** START **
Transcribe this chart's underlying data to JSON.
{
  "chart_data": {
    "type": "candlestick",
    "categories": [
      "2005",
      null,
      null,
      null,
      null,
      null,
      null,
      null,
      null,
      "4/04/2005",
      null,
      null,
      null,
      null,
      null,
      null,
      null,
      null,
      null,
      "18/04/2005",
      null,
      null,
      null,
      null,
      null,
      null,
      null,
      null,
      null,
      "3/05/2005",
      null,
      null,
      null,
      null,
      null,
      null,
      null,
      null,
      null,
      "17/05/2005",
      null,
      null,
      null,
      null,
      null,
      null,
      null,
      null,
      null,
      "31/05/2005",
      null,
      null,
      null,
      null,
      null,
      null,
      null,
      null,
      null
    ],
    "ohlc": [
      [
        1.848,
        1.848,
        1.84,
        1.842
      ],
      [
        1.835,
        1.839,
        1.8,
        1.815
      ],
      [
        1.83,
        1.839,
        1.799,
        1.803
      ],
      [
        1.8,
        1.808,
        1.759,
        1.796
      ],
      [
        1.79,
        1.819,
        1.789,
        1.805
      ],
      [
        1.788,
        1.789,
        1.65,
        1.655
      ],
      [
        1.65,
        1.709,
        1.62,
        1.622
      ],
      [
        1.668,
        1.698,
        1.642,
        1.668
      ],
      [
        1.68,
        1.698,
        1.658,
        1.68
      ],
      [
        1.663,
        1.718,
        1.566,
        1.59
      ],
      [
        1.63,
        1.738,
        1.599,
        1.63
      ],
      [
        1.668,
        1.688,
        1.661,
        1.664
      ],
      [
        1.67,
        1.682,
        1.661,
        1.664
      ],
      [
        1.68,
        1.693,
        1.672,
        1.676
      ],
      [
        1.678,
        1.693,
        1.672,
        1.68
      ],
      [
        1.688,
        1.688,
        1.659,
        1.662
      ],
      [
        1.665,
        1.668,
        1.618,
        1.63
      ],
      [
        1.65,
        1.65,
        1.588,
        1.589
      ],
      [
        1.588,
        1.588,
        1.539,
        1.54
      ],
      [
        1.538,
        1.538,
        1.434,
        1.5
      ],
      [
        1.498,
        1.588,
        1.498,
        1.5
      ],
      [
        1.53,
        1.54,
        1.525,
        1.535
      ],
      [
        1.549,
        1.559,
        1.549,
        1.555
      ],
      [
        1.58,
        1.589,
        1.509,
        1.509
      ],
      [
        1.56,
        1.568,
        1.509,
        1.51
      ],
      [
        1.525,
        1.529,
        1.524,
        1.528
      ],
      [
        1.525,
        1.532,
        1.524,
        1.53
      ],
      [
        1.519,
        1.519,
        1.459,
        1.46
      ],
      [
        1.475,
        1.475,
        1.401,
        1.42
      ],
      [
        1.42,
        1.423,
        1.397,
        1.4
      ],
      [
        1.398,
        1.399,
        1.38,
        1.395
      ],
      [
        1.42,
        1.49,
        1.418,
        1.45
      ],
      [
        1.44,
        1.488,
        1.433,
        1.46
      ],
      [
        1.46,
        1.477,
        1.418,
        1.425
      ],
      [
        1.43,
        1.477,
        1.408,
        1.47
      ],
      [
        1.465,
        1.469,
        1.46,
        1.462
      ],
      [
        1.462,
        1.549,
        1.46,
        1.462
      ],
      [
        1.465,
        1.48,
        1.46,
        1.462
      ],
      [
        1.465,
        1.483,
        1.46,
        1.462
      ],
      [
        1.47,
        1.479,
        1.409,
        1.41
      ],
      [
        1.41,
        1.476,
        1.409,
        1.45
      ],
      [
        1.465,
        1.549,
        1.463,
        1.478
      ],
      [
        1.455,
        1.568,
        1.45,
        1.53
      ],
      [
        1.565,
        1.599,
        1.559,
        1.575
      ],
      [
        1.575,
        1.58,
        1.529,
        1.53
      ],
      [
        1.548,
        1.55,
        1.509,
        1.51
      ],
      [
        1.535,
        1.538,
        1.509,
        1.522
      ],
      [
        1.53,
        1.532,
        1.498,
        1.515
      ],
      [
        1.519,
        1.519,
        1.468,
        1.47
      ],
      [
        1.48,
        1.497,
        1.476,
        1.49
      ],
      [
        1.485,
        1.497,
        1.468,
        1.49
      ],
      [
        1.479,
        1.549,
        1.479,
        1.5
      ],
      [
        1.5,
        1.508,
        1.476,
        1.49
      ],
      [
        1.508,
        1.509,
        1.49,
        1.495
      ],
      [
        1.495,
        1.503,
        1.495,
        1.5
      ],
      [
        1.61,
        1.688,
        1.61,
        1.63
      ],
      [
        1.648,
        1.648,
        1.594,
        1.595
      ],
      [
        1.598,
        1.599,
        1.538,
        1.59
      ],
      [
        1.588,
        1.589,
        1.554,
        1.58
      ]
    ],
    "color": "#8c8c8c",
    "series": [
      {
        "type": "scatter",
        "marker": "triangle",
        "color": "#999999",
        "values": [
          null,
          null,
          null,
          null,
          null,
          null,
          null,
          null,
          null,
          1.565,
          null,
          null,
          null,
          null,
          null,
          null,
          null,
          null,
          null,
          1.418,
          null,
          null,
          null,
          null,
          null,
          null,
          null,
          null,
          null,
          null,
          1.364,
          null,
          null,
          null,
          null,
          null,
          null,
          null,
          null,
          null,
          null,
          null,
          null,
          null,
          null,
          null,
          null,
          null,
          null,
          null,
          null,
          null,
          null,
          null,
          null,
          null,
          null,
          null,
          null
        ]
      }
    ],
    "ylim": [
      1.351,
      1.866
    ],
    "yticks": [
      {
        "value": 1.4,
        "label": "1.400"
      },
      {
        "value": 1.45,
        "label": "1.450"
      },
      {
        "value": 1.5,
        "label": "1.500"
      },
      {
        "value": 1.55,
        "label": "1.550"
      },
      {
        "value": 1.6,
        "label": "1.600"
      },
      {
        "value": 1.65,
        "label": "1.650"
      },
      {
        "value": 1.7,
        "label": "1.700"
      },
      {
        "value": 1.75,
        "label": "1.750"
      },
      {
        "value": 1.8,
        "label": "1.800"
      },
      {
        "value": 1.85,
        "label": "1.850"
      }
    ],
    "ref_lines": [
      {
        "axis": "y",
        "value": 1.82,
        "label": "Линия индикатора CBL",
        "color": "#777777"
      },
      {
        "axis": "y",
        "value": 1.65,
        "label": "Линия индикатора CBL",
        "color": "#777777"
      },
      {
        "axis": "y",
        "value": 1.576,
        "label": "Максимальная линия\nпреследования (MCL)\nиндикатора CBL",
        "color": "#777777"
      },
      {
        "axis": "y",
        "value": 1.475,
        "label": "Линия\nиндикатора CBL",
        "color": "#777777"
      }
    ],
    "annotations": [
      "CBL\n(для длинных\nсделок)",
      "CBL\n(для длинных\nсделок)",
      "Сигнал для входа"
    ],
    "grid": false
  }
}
** END **
--- Short exercise ---
Retype all of the material above with every character intact.

--- Exercise answer ---
Transcribe this chart's underlying data to JSON.
{
  "chart_data": {
    "type": "candlestick",
    "categories": [
      "2005",
      null,
      null,
      null,
      null,
      null,
      null,
      null,
      null,
      "4/04/2005",
      null,
      null,
      null,
      null,
      null,
      null,
      null,
      null,
      null,
      "18/04/2005",
      null,
      null,
      null,
      null,
      null,
      null,
      null,
      null,
      null,
      "3/05/2005",
      null,
      null,
      null,
      null,
      null,
      null,
      null,
      null,
      null,
      "17/05/2005",
      null,
      null,
      null,
      null,
      null,
      null,
      null,
      null,
      null,
      "31/05/2005",
      null,
      null,
      null,
      null,
      null,
      null,
      null,
      null,
      null
    ],
    "ohlc": [
      [
        1.848,
        1.848,
        1.84,
        1.842
      ],
      [
        1.835,
        1.839,
        1.8,
        1.815
      ],
      [
        1.83,
        1.839,
        1.799,
        1.803
      ],
      [
        1.8,
        1.808,
        1.759,
        1.796
      ],
      [
        1.79,
        1.819,
        1.789,
        1.805
      ],
      [
        1.788,
        1.789,
        1.65,
        1.655
      ],
      [
        1.65,
        1.709,
        1.62,
        1.622
      ],
      [
        1.668,
        1.698,
        1.642,
        1.668
      ],
      [
        1.68,
        1.698,
        1.658,
        1.68
      ],
      [
        1.663,
        1.718,
        1.566,
        1.59
      ],
      [
        1.63,
        1.738,
        1.599,
        1.63
      ],
      [
        1.668,
        1.688,
        1.661,
        1.664
      ],
      [
        1.67,
        1.682,
        1.661,
        1.664
      ],
      [
        1.68,
        1.693,
        1.672,
        1.676
      ],
      [
        1.678,
        1.693,
        1.672,
        1.68
      ],
      [
        1.688,
        1.688,
        1.659,
        1.662
      ],
      [
        1.665,
        1.668,
        1.618,
        1.63
      ],
      [
        1.65,
        1.65,
        1.588,
        1.589
      ],
      [
        1.588,
        1.588,
        1.539,
        1.54
      ],
      [
        1.538,
        1.538,
        1.434,
        1.5
      ],
      [
        1.498,
        1.588,
        1.498,
        1.5
      ],
      [
        1.53,
        1.54,
        1.525,
        1.535
      ],
      [
        1.549,
        1.559,
        1.549,
        1.555
      ],
      [
        1.58,
        1.589,
        1.509,
        1.509
      ],
      [
        1.56,
        1.568,
        1.509,
        1.51
      ],
      [
        1.525,
        1.529,
        1.524,
        1.528
      ],
      [
        1.525,
        1.532,
        1.524,
        1.53
      ],
      [
        1.519,
        1.519,
        1.459,
        1.46
      ],
      [
        1.475,
        1.475,
        1.401,
        1.42
      ],
      [
        1.42,
        1.423,
        1.397,
        1.4
      ],
      [
        1.398,
        1.399,
        1.38,
        1.395
      ],
      [
        1.42,
        1.49,
        1.418,
        1.45
      ],
      [
        1.44,
        1.488,
        1.433,
        1.46
      ],
      [
        1.46,
        1.477,
        1.418,
        1.425
      ],
      [
        1.43,
        1.477,
        1.408,
        1.47
      ],
      [
        1.465,
        1.469,
        1.46,
        1.462
      ],
      [
        1.462,
        1.549,
        1.46,
        1.462
      ],
      [
        1.465,
        1.48,
        1.46,
        1.462
      ],
      [
        1.465,
        1.483,
        1.46,
        1.462
      ],
      [
        1.47,
        1.479,
        1.409,
        1.41
      ],
      [
        1.41,
        1.476,
        1.409,
        1.45
      ],
      [
        1.465,
        1.549,
        1.463,
        1.478
      ],
      [
        1.455,
        1.568,
        1.45,
        1.53
      ],
      [
        1.565,
        1.599,
        1.559,
        1.575
      ],
      [
        1.575,
        1.58,
        1.529,
        1.53
      ],
      [
        1.548,
        1.55,
        1.509,
        1.51
      ],
      [
        1.535,
        1.538,
        1.509,
        1.522
      ],
      [
        1.53,
        1.532,
        1.498,
        1.515
      ],
      [
        1.519,
        1.519,
        1.468,
        1.47
      ],
      [
        1.48,
        1.497,
        1.476,
        1.49
      ],
      [
        1.485,
        1.497,
        1.468,
        1.49
      ],
      [
        1.479,
        1.549,
        1.479,
        1.5
      ],
      [
        1.5,
        1.508,
        1.476,
        1.49
      ],
      [
        1.508,
        1.509,
        1.49,
        1.495
      ],
      [
        1.495,
        1.503,
        1.495,
        1.5
      ],
      [
        1.61,
        1.688,
        1.61,
        1.63
      ],
      [
        1.648,
        1.648,
        1.594,
        1.595
      ],
      [
        1.598,
        1.599,
        1.538,
        1.59
      ],
      [
        1.588,
        1.589,
        1.554,
        1.58
      ]
    ],
    "color": "#8c8c8c",
    "series": [
      {
        "type": "scatter",
        "marker": "triangle",
        "color": "#999999",
        "values": [
          null,
          null,
          null,
          null,
          null,
          null,
          null,
          null,
          null,
          1.565,
          null,
          null,
          null,
          null,
          null,
          null,
          null,
          null,
          null,
          1.418,
          null,
          null,
          null,
          null,
          null,
          null,
          null,
          null,
          null,
          null,
          1.364,
          null,
          null,
          null,
          null,
          null,
          null,
          null,
          null,
          null,
          null,
          null,
          null,
          null,
          null,
          null,
          null,
          null,
          null,
          null,
          null,
          null,
          null,
          null,
          null,
          null,
          null,
          null,
          null
        ]
      }
    ],
    "ylim": [
      1.351,
      1.866
    ],
    "yticks": [
      {
        "value": 1.4,
        "label": "1.400"
      },
      {
        "value": 1.45,
        "label": "1.450"
      },
      {
        "value": 1.5,
        "label": "1.500"
      },
      {
        "value": 1.55,
        "label": "1.550"
      },
      {
        "value": 1.6,
        "label": "1.600"
      },
      {
        "value": 1.65,
        "label": "1.650"
      },
      {
        "value": 1.7,
        "label": "1.700"
      },
      {
        "value": 1.75,
        "label": "1.750"
      },
      {
        "value": 1.8,
        "label": "1.800"
      },
      {
        "value": 1.85,
        "label": "1.850"
      }
    ],
    "ref_lines": [
      {
        "axis": "y",
        "value": 1.82,
        "label": "Линия индикатора CBL",
        "color": "#777777"
      },
      {
        "axis": "y",
        "value": 1.65,
        "label": "Линия индикатора CBL",
        "color": "#777777"
      },
      {
        "axis": "y",
        "value": 1.576,
        "label": "Максимальная линия\nпреследования (MCL)\nиндикатора CBL",
        "color": "#777777"
      },
      {
        "axis": "y",
        "value": 1.475,
        "label": "Линия\nиндикатора CBL",
        "color": "#777777"
      }
    ],
    "annotations": [
      "CBL\n(для длинных\nсделок)",
      "CBL\n(для длинных\nсделок)",
      "Сигнал для входа"
    ],
    "grid": false
  }
}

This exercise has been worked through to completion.